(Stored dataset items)
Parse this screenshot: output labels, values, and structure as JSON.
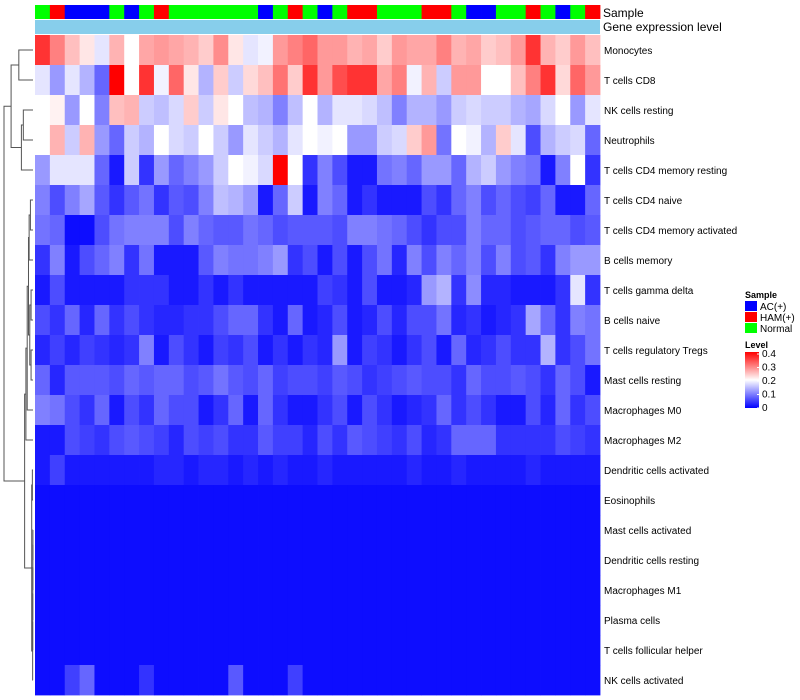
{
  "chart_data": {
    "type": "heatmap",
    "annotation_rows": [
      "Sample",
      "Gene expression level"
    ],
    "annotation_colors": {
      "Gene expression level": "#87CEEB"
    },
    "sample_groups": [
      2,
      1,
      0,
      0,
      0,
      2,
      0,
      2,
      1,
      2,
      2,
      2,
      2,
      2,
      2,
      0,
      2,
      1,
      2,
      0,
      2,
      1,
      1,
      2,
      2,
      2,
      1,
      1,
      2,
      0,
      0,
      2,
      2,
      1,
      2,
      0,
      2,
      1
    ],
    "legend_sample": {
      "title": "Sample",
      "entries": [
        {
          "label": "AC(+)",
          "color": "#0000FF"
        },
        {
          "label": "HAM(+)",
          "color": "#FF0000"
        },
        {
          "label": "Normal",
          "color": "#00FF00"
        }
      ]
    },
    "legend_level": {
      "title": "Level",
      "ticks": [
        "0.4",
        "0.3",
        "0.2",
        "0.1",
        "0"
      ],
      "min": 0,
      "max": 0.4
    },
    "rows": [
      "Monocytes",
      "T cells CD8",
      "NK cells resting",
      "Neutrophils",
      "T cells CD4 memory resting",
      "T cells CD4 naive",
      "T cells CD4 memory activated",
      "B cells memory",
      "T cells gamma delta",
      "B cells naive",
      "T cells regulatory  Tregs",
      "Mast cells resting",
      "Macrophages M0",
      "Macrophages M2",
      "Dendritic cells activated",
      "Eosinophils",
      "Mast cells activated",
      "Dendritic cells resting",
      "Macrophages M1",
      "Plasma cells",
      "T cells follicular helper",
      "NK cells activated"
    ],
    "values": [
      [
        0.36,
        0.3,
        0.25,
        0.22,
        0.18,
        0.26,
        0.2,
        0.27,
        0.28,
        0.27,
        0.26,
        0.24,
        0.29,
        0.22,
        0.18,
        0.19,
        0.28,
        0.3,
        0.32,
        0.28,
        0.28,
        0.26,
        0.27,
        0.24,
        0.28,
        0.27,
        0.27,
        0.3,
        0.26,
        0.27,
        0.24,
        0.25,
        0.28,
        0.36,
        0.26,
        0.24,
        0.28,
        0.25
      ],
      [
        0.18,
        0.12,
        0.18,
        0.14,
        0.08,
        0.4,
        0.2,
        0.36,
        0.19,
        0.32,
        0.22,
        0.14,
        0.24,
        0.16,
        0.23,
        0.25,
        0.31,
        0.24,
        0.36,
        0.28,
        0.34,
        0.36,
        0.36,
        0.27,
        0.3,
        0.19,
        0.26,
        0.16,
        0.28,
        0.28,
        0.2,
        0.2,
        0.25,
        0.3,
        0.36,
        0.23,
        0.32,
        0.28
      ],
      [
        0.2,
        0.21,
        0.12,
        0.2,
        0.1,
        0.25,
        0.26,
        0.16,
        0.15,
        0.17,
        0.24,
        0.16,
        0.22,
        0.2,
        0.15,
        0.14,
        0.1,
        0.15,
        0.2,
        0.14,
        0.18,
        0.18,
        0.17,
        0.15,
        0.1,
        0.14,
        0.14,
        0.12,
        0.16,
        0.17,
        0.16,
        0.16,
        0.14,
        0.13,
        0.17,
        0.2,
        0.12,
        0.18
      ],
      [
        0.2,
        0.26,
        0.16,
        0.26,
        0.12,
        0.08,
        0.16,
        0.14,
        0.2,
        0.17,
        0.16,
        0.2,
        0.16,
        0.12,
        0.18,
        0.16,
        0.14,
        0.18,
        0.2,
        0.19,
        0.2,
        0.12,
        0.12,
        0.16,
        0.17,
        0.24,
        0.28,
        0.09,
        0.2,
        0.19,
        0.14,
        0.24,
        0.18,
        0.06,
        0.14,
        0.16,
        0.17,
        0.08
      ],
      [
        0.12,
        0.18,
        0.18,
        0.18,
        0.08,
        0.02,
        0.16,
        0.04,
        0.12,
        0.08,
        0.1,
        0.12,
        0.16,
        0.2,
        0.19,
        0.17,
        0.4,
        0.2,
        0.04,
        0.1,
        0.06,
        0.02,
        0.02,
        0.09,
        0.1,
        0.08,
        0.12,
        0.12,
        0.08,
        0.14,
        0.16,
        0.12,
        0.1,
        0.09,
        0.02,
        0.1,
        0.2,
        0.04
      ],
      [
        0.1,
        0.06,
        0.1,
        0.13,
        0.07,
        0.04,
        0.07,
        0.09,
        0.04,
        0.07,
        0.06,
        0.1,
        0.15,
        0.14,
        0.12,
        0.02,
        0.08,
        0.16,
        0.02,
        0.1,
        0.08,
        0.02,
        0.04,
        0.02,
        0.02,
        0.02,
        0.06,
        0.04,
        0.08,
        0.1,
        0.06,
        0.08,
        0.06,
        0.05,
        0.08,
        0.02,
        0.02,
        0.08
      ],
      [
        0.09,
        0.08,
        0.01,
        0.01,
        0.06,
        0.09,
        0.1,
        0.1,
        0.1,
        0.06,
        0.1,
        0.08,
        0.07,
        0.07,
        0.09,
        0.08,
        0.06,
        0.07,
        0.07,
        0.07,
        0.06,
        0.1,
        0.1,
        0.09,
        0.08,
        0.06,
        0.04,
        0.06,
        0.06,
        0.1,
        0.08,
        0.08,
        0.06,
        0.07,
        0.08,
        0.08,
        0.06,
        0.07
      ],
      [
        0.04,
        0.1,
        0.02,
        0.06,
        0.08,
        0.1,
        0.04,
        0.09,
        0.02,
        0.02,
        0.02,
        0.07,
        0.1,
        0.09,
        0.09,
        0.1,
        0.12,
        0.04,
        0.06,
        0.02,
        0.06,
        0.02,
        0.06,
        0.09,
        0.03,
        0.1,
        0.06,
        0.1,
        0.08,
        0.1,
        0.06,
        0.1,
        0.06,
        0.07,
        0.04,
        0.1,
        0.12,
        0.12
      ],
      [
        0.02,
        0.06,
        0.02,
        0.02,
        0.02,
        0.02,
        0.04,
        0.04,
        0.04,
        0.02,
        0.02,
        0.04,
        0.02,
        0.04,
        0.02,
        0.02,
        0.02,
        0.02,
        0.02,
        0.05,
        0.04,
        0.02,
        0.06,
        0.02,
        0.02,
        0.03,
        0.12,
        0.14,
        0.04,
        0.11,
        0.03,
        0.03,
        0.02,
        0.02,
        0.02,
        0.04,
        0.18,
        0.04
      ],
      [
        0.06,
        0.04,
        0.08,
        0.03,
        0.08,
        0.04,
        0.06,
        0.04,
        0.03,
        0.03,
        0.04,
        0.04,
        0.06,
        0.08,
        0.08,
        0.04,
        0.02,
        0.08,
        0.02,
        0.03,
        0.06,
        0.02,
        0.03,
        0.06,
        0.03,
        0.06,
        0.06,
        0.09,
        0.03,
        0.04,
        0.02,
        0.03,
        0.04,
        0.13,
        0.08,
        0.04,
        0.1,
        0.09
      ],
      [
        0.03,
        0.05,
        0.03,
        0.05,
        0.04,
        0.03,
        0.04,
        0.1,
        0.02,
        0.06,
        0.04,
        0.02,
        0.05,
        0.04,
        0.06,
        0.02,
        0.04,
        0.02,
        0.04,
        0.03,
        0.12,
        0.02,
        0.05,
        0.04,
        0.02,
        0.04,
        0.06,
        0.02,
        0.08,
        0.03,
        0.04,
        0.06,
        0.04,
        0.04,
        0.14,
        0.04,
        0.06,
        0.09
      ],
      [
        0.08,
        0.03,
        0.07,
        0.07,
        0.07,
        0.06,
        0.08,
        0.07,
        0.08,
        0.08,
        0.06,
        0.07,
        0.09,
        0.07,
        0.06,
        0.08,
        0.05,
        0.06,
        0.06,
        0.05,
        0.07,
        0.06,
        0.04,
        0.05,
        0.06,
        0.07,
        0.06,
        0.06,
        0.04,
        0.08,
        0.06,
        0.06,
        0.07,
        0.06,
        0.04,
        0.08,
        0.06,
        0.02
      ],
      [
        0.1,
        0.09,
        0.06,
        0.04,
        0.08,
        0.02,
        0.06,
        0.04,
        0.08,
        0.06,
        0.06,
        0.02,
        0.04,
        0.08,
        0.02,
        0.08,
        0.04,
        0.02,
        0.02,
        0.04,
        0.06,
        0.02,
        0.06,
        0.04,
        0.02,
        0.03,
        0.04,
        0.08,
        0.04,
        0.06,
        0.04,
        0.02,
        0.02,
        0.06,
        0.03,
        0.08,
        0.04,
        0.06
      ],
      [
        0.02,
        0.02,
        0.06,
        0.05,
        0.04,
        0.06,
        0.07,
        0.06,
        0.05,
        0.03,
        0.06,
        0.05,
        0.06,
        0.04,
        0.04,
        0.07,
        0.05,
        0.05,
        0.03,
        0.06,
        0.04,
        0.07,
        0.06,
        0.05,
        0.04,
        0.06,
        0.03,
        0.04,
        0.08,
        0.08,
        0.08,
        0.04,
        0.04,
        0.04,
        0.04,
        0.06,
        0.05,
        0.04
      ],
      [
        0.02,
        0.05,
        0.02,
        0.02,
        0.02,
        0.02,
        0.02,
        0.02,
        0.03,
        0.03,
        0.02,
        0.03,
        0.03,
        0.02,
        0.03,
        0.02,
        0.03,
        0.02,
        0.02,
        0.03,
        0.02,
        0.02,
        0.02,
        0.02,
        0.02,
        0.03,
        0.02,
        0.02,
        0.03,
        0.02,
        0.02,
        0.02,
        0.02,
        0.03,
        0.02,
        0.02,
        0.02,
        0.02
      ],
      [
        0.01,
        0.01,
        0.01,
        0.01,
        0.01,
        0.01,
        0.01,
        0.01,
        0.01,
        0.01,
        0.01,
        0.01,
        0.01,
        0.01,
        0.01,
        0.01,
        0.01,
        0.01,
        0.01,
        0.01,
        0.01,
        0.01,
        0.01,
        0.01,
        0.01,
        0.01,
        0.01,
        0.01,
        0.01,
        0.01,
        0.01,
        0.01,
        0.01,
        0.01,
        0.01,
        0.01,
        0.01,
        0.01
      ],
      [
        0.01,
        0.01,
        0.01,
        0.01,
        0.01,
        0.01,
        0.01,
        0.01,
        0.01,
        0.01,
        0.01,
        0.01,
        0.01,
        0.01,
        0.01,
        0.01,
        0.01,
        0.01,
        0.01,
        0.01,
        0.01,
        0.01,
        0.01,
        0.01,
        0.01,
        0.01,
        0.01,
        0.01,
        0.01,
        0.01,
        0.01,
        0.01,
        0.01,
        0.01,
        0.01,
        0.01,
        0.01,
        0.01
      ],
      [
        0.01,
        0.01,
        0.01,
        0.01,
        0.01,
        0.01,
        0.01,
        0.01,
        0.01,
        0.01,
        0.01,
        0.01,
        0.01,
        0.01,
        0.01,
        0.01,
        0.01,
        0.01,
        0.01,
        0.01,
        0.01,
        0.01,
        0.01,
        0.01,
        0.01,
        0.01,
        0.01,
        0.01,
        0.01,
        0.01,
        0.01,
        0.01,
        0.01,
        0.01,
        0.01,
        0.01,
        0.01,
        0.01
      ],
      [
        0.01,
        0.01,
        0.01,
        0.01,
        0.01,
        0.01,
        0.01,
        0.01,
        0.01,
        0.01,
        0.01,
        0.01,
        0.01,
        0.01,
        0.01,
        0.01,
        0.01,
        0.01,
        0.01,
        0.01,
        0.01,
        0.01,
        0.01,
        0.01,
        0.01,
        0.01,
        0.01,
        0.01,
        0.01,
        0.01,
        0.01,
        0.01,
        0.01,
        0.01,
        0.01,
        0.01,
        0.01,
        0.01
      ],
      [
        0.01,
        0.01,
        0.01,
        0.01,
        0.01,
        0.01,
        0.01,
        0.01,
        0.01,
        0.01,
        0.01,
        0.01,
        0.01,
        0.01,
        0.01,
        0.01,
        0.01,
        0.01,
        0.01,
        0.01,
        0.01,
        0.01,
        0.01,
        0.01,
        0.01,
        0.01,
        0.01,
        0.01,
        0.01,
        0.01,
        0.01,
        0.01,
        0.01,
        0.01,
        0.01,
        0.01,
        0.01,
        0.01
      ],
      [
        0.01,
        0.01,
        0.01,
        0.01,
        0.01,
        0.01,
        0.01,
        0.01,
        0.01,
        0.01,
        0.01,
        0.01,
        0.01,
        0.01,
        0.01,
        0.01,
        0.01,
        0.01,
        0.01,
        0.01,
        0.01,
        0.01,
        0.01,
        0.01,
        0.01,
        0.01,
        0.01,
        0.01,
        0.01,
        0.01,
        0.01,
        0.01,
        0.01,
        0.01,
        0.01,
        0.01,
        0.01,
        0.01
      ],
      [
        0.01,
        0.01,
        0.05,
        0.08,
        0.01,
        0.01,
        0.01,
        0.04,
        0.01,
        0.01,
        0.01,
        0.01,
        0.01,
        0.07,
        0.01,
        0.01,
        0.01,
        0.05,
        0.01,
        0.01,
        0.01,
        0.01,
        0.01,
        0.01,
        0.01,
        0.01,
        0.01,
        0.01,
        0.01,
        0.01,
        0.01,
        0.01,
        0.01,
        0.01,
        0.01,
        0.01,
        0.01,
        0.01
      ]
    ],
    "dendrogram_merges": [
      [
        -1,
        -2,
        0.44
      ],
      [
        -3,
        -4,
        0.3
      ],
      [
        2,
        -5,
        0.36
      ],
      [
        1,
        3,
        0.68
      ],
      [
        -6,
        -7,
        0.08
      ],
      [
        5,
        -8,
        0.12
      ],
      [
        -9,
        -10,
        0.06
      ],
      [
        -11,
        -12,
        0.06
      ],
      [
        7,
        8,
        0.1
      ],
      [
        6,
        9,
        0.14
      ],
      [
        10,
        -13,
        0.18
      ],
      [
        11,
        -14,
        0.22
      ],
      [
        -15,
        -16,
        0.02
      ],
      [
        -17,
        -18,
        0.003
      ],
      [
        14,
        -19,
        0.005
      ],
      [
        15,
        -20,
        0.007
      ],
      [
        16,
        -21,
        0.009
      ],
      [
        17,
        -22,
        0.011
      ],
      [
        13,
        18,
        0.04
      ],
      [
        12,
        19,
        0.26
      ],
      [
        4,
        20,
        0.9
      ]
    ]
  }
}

Work to complete: Copy out each line carrying the string "Gene" from the data.

Answer area:
      "Gene expression level"
      "Gene expression level": "#87CEEB"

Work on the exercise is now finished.